• **What is asked**
Set down each line of the material that follows, exactly, with no pictures.
__________
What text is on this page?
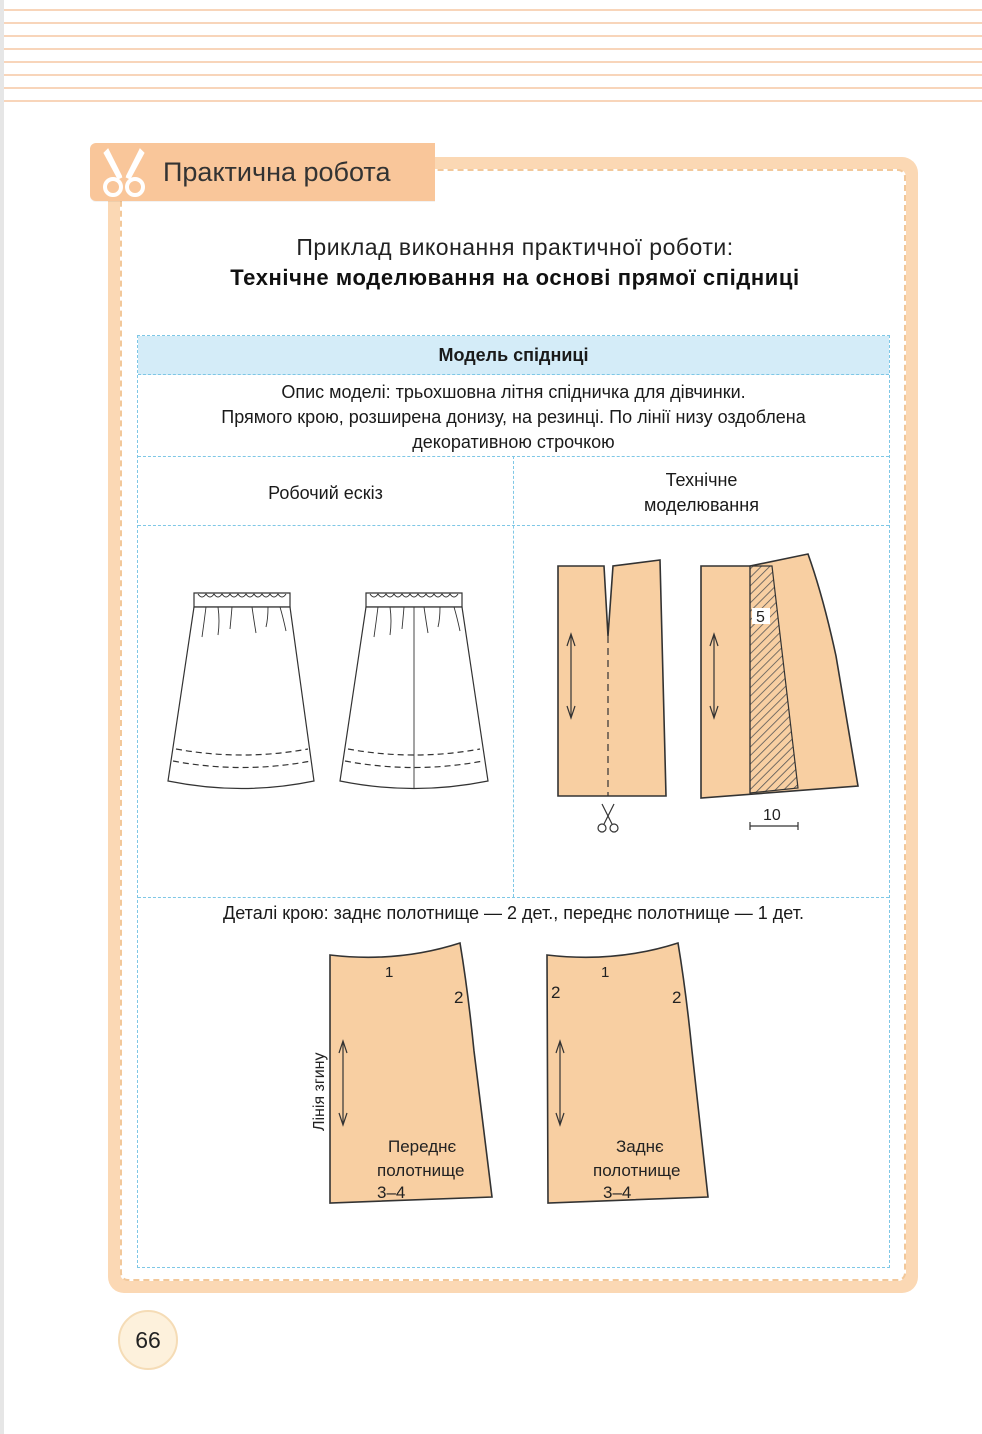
Практична робота
Приклад виконання практичної роботи:
Технічне моделювання на основі прямої спідниці
Модель спідниці
Опис моделі: трьохшовна літня спідничка для дівчинки.
Прямого крою, розширена донизу, на резинці. По лінії низу оздоблена
декоративною строчкою
Робочий ескіз
Технічне
моделювання
5
10
Деталі крою: заднє полотнище — 2 дет., переднє полотнище — 1 дет.
Лінія згину
1
2
Переднє
полотнище
3–4
1
2	2
Заднє
полотнище
3–4
66
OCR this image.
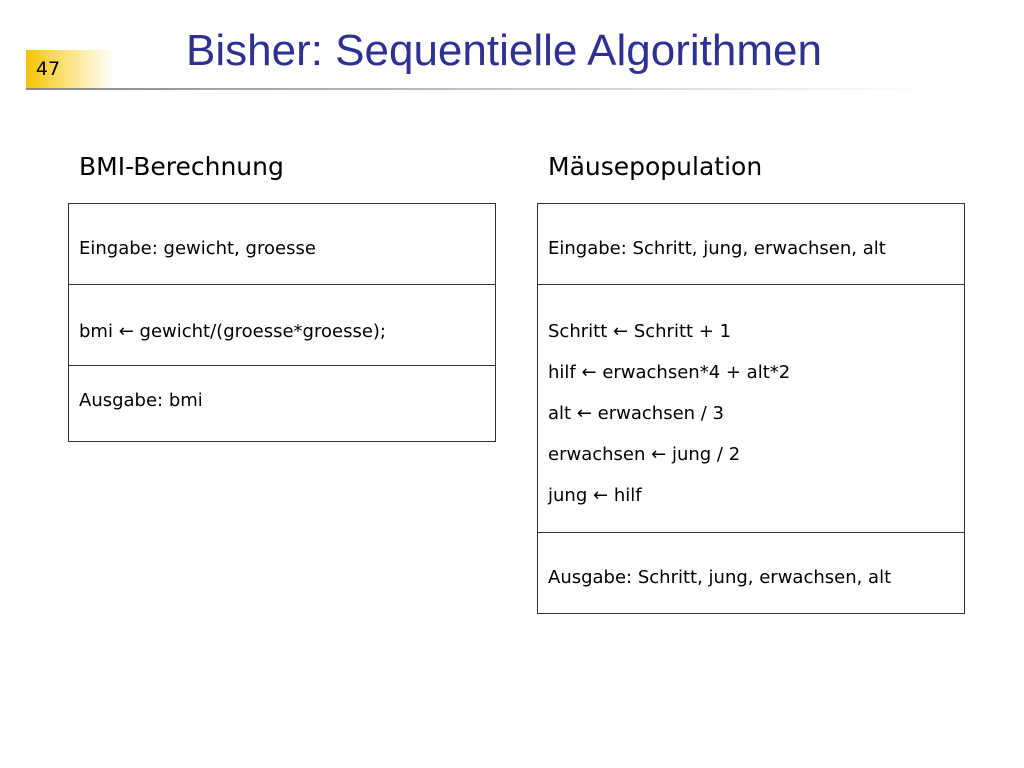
47	Bisher: Sequentielle Algorithmen
BMI-Berechnung
Eingabe: gewicht, groesse
bmi ← gewicht/(groesse*groesse);
Ausgabe: bmi
Mäusepopulation
Eingabe: Schritt, jung, erwachsen, alt
Schritt ← Schritt + 1
hilf ← erwachsen*4 + alt*2
alt ← erwachsen / 3
erwachsen ← jung / 2
jung ← hilf
Ausgabe: Schritt, jung, erwachsen, alt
__________
• **Final result**
What text is on this page?
Практична робота
Приклад виконання практичної роботи:
Технічне моделювання на основі прямої спідниці
Модель спідниці
Опис моделі: трьохшовна літня спідничка для дівчинки.
Прямого крою, розширена донизу, на резинці. По лінії низу оздоблена
декоративною строчкою
Робочий ескіз
Технічне
моделювання
5
10
Деталі крою: заднє полотнище — 2 дет., переднє полотнище — 1 дет.
Лінія згину
1
2
Переднє
полотнище
3–4
1
2	2
Заднє
полотнище
3–4
66
OCR this image.
47	Bisher: Sequentielle Algorithmen
BMI-Berechnung
Eingabe: gewicht, groesse
bmi ← gewicht/(groesse*groesse);
Ausgabe: bmi
Mäusepopulation
Eingabe: Schritt, jung, erwachsen, alt
Schritt ← Schritt + 1
hilf ← erwachsen*4 + alt*2
alt ← erwachsen / 3
erwachsen ← jung / 2
jung ← hilf
Ausgabe: Schritt, jung, erwachsen, alt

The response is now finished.